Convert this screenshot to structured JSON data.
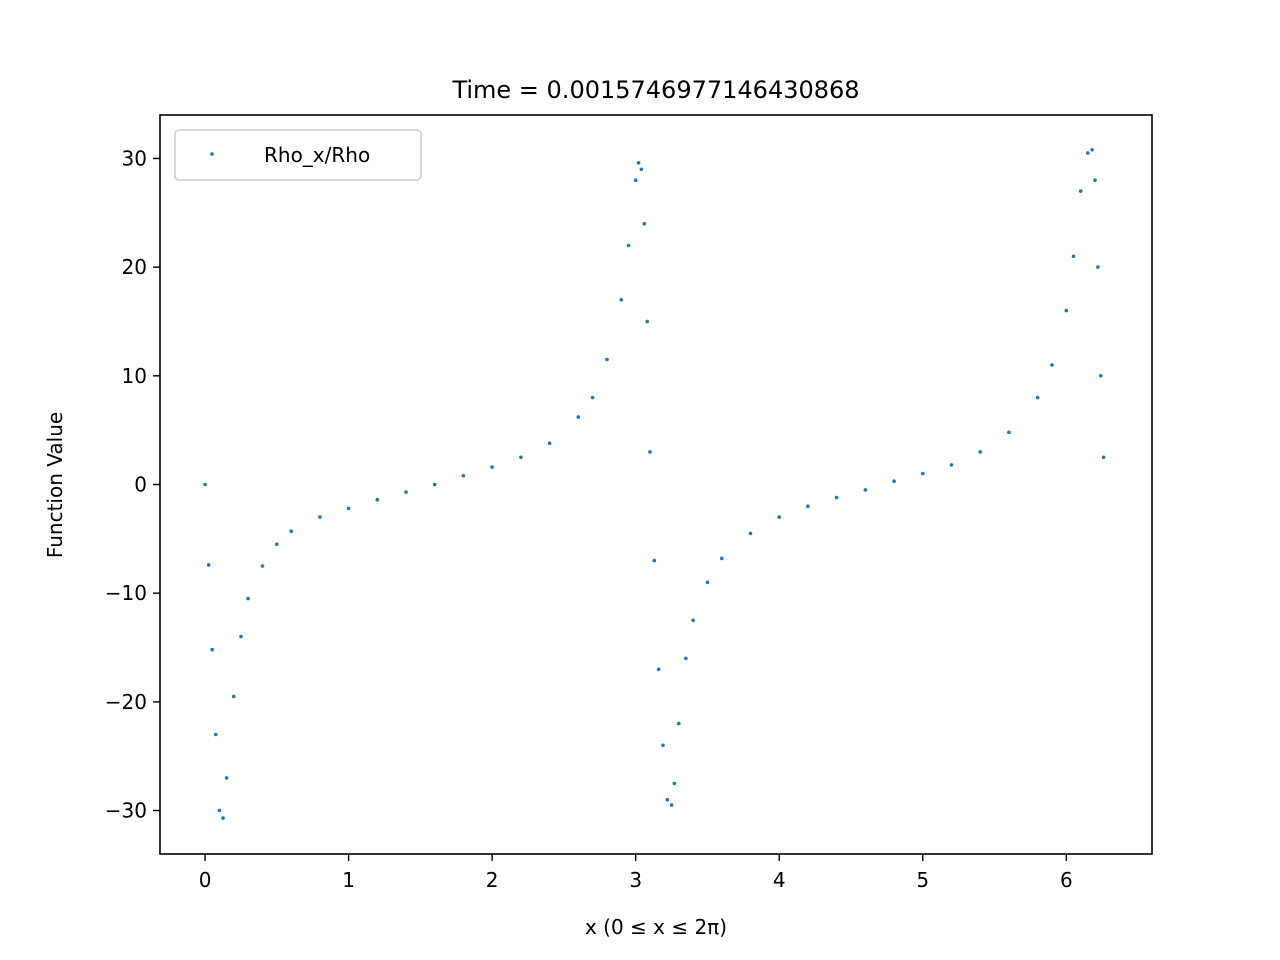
{
  "chart_data": {
    "type": "scatter",
    "title": "Time = 0.0015746977146430868",
    "xlabel": "x (0 ≤ x ≤ 2π)",
    "ylabel": "Function Value",
    "xlim": [
      -0.314,
      6.597
    ],
    "ylim": [
      -34.0,
      34.0
    ],
    "xticks": [
      0,
      1,
      2,
      3,
      4,
      5,
      6
    ],
    "xtick_labels": [
      "0",
      "1",
      "2",
      "3",
      "4",
      "5",
      "6"
    ],
    "yticks": [
      -30,
      -20,
      -10,
      0,
      10,
      20,
      30
    ],
    "ytick_labels": [
      "−30",
      "−20",
      "−10",
      "0",
      "10",
      "20",
      "30"
    ],
    "grid": false,
    "legend_position": "upper-left",
    "series": [
      {
        "name": "Rho_x/Rho",
        "color": "#1f77b4",
        "marker": "dot",
        "x": [
          0.0,
          0.025,
          0.05,
          0.075,
          0.1,
          0.125,
          0.15,
          0.2,
          0.25,
          0.3,
          0.4,
          0.5,
          0.6,
          0.8,
          1.0,
          1.2,
          1.4,
          1.6,
          1.8,
          2.0,
          2.2,
          2.4,
          2.6,
          2.7,
          2.8,
          2.9,
          2.95,
          3.0,
          3.02,
          3.04,
          3.06,
          3.08,
          3.1,
          3.13,
          3.16,
          3.19,
          3.22,
          3.25,
          3.27,
          3.3,
          3.35,
          3.4,
          3.5,
          3.6,
          3.8,
          4.0,
          4.2,
          4.4,
          4.6,
          4.8,
          5.0,
          5.2,
          5.4,
          5.6,
          5.8,
          5.9,
          6.0,
          6.05,
          6.1,
          6.15,
          6.18,
          6.2,
          6.22,
          6.24,
          6.26
        ],
        "y": [
          0.0,
          -7.4,
          -15.2,
          -23.0,
          -30.0,
          -30.7,
          -27.0,
          -19.5,
          -14.0,
          -10.5,
          -7.5,
          -5.5,
          -4.3,
          -3.0,
          -2.2,
          -1.4,
          -0.7,
          0.0,
          0.8,
          1.6,
          2.5,
          3.8,
          6.2,
          8.0,
          11.5,
          17.0,
          22.0,
          28.0,
          29.6,
          29.0,
          24.0,
          15.0,
          3.0,
          -7.0,
          -17.0,
          -24.0,
          -29.0,
          -29.5,
          -27.5,
          -22.0,
          -16.0,
          -12.5,
          -9.0,
          -6.8,
          -4.5,
          -3.0,
          -2.0,
          -1.2,
          -0.5,
          0.3,
          1.0,
          1.8,
          3.0,
          4.8,
          8.0,
          11.0,
          16.0,
          21.0,
          27.0,
          30.5,
          30.8,
          28.0,
          20.0,
          10.0,
          2.5
        ]
      }
    ]
  }
}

- - -

DIRECTIVE >> Every entry above needs to be retyped exactly; drop the pictures.

ANSWER BELOW >>
Convert this screenshot to structured JSON data.
{
  "chart_data": {
    "type": "scatter",
    "title": "Time = 0.0015746977146430868",
    "xlabel": "x (0 ≤ x ≤ 2π)",
    "ylabel": "Function Value",
    "xlim": [
      -0.314,
      6.597
    ],
    "ylim": [
      -34.0,
      34.0
    ],
    "xticks": [
      0,
      1,
      2,
      3,
      4,
      5,
      6
    ],
    "xtick_labels": [
      "0",
      "1",
      "2",
      "3",
      "4",
      "5",
      "6"
    ],
    "yticks": [
      -30,
      -20,
      -10,
      0,
      10,
      20,
      30
    ],
    "ytick_labels": [
      "−30",
      "−20",
      "−10",
      "0",
      "10",
      "20",
      "30"
    ],
    "grid": false,
    "legend_position": "upper-left",
    "series": [
      {
        "name": "Rho_x/Rho",
        "color": "#1f77b4",
        "marker": "dot",
        "x": [
          0.0,
          0.025,
          0.05,
          0.075,
          0.1,
          0.125,
          0.15,
          0.2,
          0.25,
          0.3,
          0.4,
          0.5,
          0.6,
          0.8,
          1.0,
          1.2,
          1.4,
          1.6,
          1.8,
          2.0,
          2.2,
          2.4,
          2.6,
          2.7,
          2.8,
          2.9,
          2.95,
          3.0,
          3.02,
          3.04,
          3.06,
          3.08,
          3.1,
          3.13,
          3.16,
          3.19,
          3.22,
          3.25,
          3.27,
          3.3,
          3.35,
          3.4,
          3.5,
          3.6,
          3.8,
          4.0,
          4.2,
          4.4,
          4.6,
          4.8,
          5.0,
          5.2,
          5.4,
          5.6,
          5.8,
          5.9,
          6.0,
          6.05,
          6.1,
          6.15,
          6.18,
          6.2,
          6.22,
          6.24,
          6.26
        ],
        "y": [
          0.0,
          -7.4,
          -15.2,
          -23.0,
          -30.0,
          -30.7,
          -27.0,
          -19.5,
          -14.0,
          -10.5,
          -7.5,
          -5.5,
          -4.3,
          -3.0,
          -2.2,
          -1.4,
          -0.7,
          0.0,
          0.8,
          1.6,
          2.5,
          3.8,
          6.2,
          8.0,
          11.5,
          17.0,
          22.0,
          28.0,
          29.6,
          29.0,
          24.0,
          15.0,
          3.0,
          -7.0,
          -17.0,
          -24.0,
          -29.0,
          -29.5,
          -27.5,
          -22.0,
          -16.0,
          -12.5,
          -9.0,
          -6.8,
          -4.5,
          -3.0,
          -2.0,
          -1.2,
          -0.5,
          0.3,
          1.0,
          1.8,
          3.0,
          4.8,
          8.0,
          11.0,
          16.0,
          21.0,
          27.0,
          30.5,
          30.8,
          28.0,
          20.0,
          10.0,
          2.5
        ]
      }
    ]
  }
}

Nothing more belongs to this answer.